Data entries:

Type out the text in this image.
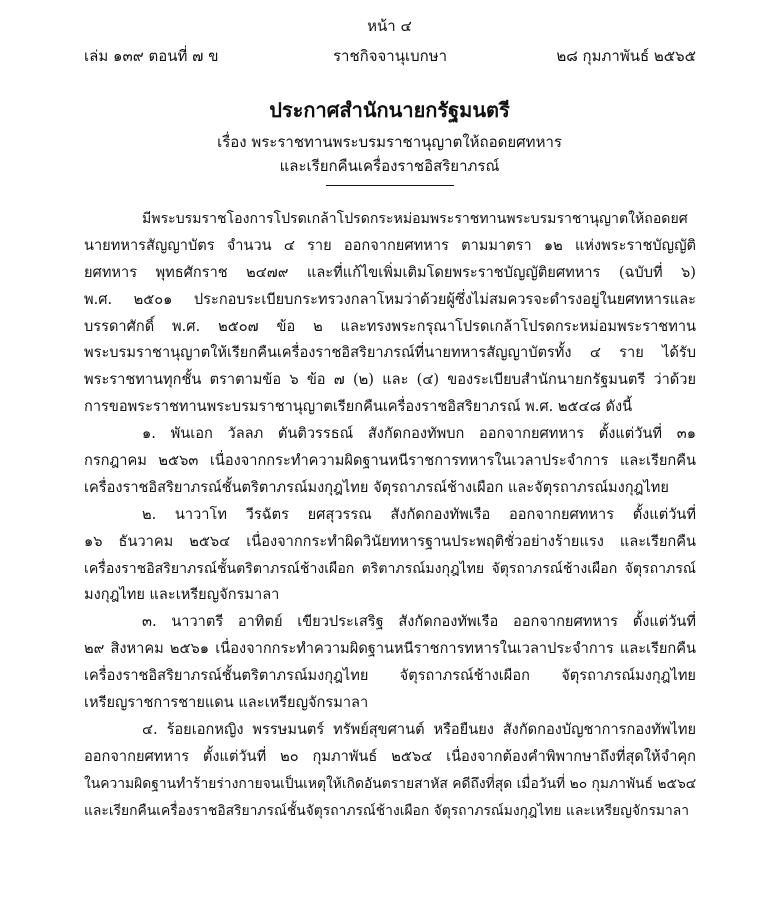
หน้า ๔
เล่ม ๑๓๙ ตอนที่ ๗ ข	ราชกิจจานุเบกษา	๒๘ กุมภาพันธ์ ๒๕๖๕
ประกาศสำนักนายกรัฐมนตรี
เรื่อง พระราชทานพระบรมราชานุญาตให้ถอดยศทหาร
และเรียกคืนเครื่องราชอิสริยาภรณ์
มีพระบรมราชโองการโปรดเกล้าโปรดกระหม่อมพระราชทานพระบรมราชานุญาตให้ถอดยศ
นายทหารสัญญาบัตร จำนวน ๔ ราย ออกจากยศทหาร ตามมาตรา ๑๒ แห่งพระราชบัญญัติ
ยศทหาร พุทธศักราช ๒๔๗๙ และที่แก้ไขเพิ่มเติมโดยพระราชบัญญัติยศทหาร (ฉบับที่ ๖)
พ.ศ. ๒๕๐๑ ประกอบระเบียบกระทรวงกลาโหมว่าด้วยผู้ซึ่งไม่สมควรจะดำรงอยู่ในยศทหารและ
บรรดาศักดิ์ พ.ศ. ๒๕๐๗ ข้อ ๒ และทรงพระกรุณาโปรดเกล้าโปรดกระหม่อมพระราชทาน
พระบรมราชานุญาตให้เรียกคืนเครื่องราชอิสริยาภรณ์ที่นายทหารสัญญาบัตรทั้ง ๔ ราย ได้รับ
พระราชทานทุกชั้น ตราตามข้อ ๖ ข้อ ๗ (๒) และ (๔) ของระเบียบสำนักนายกรัฐมนตรี ว่าด้วย
การขอพระราชทานพระบรมราชานุญาตเรียกคืนเครื่องราชอิสริยาภรณ์ พ.ศ. ๒๕๔๘ ดังนี้
๑. พันเอก วัลลภ ตันติวรรธณ์ สังกัดกองทัพบก ออกจากยศทหาร ตั้งแต่วันที่ ๓๑
กรกฎาคม ๒๕๖๓ เนื่องจากกระทำความผิดฐานหนีราชการทหารในเวลาประจำการ และเรียกคืน
เครื่องราชอิสริยาภรณ์ชั้นตริตาภรณ์มงกุฎไทย จัตุรถาภรณ์ช้างเผือก และจัตุรถาภรณ์มงกุฎไทย
๒. นาวาโท วีรฉัตร ยศสุวรรณ สังกัดกองทัพเรือ ออกจากยศทหาร ตั้งแต่วันที่
๑๖ ธันวาคม ๒๕๖๔ เนื่องจากกระทำผิดวินัยทหารฐานประพฤติชั่วอย่างร้ายแรง และเรียกคืน
เครื่องราชอิสริยาภรณ์ชั้นตริตาภรณ์ช้างเผือก ตริตาภรณ์มงกุฎไทย จัตุรถาภรณ์ช้างเผือก จัตุรถาภรณ์
มงกุฎไทย และเหรียญจักรมาลา
๓. นาวาตรี อาทิตย์ เขียวประเสริฐ สังกัดกองทัพเรือ ออกจากยศทหาร ตั้งแต่วันที่
๒๙ สิงหาคม ๒๕๖๑ เนื่องจากกระทำความผิดฐานหนีราชการทหารในเวลาประจำการ และเรียกคืน
เครื่องราชอิสริยาภรณ์ชั้นตริตาภรณ์มงกุฎไทย จัตุรถาภรณ์ช้างเผือก จัตุรถาภรณ์มงกุฎไทย
เหรียญราชการชายแดน และเหรียญจักรมาลา
๔. ร้อยเอกหญิง พรรษมนตร์ ทรัพย์สุขศานต์ หรือยืนยง สังกัดกองบัญชาการกองทัพไทย
ออกจากยศทหาร ตั้งแต่วันที่ ๒๐ กุมภาพันธ์ ๒๕๖๔ เนื่องจากต้องคำพิพากษาถึงที่สุดให้จำคุก
ในความผิดฐานทำร้ายร่างกายจนเป็นเหตุให้เกิดอันตรายสาหัส คดีถึงที่สุด เมื่อวันที่ ๒๐ กุมภาพันธ์ ๒๕๖๔
และเรียกคืนเครื่องราชอิสริยาภรณ์ชั้นจัตุรถาภรณ์ช้างเผือก จัตุรถาภรณ์มงกุฎไทย และเหรียญจักรมาลา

● **Exercise details**:
From the entries above, extract every line where the word "องจากกระทำความผ" appears.

● **Written solution**:
กรกฎาคม ๒๕๖๓ เนื่องจากกระทำความผิดฐานหนีราชการทหารในเวลาประจำการ และเรียกคืน
๒๙ สิงหาคม ๒๕๖๑ เนื่องจากกระทำความผิดฐานหนีราชการทหารในเวลาประจำการ และเรียกคืน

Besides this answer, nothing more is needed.